__Written task__. Set all the material down again unchanged, without the pictures.

(A block of data)

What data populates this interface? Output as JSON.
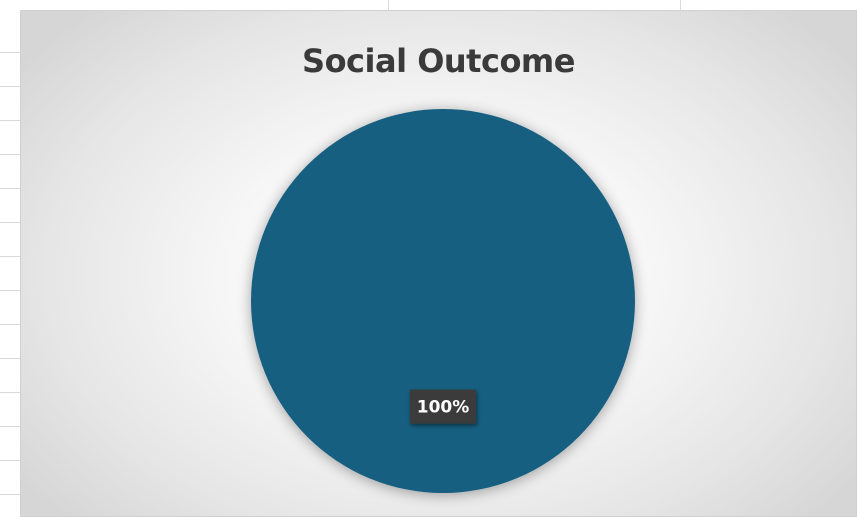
{
  "chart_data": {
    "type": "pie",
    "title": "Social Outcome",
    "categories": [
      ""
    ],
    "values": [
      100
    ],
    "data_labels": [
      "100%"
    ],
    "colors": [
      "#185e80"
    ],
    "label_bg_color": "#3b3b3b",
    "label_text_color": "#ffffff",
    "legend": "none"
  }
}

__Finished exercise__.
What data populates this interface? Output as JSON.
{
  "chart_data": {
    "type": "pie",
    "title": "Social Outcome",
    "categories": [
      ""
    ],
    "values": [
      100
    ],
    "data_labels": [
      "100%"
    ],
    "colors": [
      "#185e80"
    ],
    "label_bg_color": "#3b3b3b",
    "label_text_color": "#ffffff",
    "legend": "none"
  }
}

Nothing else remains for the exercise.